What is being asked: Report each line of the data that includes the word "ugovoru".

Data extracted from a collection:
===
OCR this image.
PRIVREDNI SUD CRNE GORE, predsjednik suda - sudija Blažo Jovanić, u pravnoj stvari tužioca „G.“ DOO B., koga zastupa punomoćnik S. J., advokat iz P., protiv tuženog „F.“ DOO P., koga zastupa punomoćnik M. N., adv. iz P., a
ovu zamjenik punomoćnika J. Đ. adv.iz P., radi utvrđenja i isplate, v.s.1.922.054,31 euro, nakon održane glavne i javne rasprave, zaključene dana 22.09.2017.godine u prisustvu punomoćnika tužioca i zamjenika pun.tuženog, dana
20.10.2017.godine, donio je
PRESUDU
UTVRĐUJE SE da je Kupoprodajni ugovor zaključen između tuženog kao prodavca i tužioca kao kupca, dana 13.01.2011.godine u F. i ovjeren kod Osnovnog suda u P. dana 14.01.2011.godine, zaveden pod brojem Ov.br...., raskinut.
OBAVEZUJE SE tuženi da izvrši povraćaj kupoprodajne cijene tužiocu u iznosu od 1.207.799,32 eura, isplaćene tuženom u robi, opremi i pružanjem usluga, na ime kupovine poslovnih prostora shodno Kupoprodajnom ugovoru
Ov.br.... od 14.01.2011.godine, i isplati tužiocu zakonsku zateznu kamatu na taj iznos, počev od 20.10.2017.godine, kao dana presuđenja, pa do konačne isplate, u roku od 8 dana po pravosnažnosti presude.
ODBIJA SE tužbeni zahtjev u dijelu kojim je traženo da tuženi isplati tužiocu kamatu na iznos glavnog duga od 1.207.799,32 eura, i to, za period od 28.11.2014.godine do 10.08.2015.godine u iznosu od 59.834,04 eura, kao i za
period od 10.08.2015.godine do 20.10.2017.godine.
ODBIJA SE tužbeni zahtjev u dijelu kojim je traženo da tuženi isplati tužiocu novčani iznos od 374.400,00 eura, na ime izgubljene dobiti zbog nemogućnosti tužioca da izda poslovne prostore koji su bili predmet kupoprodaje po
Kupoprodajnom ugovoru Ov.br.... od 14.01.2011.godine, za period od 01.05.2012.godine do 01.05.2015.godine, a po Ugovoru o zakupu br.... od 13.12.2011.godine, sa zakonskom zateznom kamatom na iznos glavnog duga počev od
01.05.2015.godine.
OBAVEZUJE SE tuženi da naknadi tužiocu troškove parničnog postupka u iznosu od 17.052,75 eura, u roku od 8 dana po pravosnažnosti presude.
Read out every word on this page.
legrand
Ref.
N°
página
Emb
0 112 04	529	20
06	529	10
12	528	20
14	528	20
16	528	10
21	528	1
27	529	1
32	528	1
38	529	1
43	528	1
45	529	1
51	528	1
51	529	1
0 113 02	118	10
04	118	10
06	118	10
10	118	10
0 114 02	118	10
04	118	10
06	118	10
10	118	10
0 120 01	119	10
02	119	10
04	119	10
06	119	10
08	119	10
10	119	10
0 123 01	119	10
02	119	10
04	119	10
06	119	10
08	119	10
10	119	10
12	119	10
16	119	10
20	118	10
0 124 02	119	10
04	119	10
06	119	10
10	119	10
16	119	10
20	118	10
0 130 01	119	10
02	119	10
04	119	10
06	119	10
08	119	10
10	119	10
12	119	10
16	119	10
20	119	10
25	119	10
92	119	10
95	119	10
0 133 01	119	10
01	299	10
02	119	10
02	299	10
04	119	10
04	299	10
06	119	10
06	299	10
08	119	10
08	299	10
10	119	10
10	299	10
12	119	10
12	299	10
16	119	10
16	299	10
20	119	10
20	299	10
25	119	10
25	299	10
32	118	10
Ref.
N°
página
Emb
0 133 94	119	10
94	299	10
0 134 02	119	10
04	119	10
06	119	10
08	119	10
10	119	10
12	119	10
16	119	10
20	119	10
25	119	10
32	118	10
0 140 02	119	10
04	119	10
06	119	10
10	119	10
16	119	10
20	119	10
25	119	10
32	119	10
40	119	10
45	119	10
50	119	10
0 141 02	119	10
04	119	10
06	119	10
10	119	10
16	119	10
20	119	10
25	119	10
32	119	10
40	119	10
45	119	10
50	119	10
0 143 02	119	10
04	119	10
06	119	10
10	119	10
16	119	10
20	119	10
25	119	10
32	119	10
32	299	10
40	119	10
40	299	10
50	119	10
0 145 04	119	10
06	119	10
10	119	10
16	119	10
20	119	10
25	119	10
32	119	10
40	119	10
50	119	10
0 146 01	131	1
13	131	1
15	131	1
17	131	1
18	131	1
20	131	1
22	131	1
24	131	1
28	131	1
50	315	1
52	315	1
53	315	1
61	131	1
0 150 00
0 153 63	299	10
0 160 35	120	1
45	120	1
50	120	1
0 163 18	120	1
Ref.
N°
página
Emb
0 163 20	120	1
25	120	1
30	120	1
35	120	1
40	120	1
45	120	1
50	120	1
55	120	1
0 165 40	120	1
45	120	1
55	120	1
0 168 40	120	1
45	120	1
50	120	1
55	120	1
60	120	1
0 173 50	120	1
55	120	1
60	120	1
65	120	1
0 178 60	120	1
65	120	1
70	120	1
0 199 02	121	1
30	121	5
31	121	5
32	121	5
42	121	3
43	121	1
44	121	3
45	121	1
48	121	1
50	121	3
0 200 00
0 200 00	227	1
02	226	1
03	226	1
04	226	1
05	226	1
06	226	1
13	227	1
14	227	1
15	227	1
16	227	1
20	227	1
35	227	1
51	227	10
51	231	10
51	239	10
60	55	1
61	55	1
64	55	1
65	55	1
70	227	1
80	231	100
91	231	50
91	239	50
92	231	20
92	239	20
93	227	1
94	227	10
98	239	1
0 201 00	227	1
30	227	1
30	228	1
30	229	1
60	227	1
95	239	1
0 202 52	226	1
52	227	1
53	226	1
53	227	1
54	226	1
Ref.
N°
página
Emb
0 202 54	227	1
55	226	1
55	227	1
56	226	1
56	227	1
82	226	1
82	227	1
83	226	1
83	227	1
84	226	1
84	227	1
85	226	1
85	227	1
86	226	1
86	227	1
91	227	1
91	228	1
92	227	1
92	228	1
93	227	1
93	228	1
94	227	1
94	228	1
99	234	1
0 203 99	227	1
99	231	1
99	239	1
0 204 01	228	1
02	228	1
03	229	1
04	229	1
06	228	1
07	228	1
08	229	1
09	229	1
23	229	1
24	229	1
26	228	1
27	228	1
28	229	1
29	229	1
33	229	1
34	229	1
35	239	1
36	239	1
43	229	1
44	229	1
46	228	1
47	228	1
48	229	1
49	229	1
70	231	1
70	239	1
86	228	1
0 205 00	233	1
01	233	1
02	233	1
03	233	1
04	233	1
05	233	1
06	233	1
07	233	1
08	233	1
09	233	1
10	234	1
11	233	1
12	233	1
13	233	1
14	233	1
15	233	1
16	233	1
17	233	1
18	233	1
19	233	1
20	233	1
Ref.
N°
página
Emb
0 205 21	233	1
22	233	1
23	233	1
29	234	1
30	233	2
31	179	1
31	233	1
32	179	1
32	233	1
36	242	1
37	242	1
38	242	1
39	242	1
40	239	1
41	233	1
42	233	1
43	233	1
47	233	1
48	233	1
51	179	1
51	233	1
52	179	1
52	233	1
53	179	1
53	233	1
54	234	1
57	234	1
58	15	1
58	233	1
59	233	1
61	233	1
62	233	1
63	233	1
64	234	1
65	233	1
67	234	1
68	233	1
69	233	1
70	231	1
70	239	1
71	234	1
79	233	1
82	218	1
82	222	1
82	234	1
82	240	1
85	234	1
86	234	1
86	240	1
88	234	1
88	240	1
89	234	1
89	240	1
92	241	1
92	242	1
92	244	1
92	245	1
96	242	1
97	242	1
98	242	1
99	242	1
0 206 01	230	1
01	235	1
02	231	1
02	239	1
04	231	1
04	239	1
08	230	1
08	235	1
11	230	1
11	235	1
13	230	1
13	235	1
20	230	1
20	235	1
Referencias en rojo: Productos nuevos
===
Answer below:
OBAVEZUJE SE tuženi da izvrši povraćaj kupoprodajne cijene tužiocu u iznosu od 1.207.799,32 eura, isplaćene tuženom u robi, opremi i pružanjem usluga, na ime kupovine poslovnih prostora shodno Kupoprodajnom ugovoru
Kupoprodajnom ugovoru Ov.br.... od 14.01.2011.godine, za period od 01.05.2012.godine do 01.05.2015.godine, a po Ugovoru o zakupu br.... od 13.12.2011.godine, sa zakonskom zateznom kamatom na iznos glavnog duga počev od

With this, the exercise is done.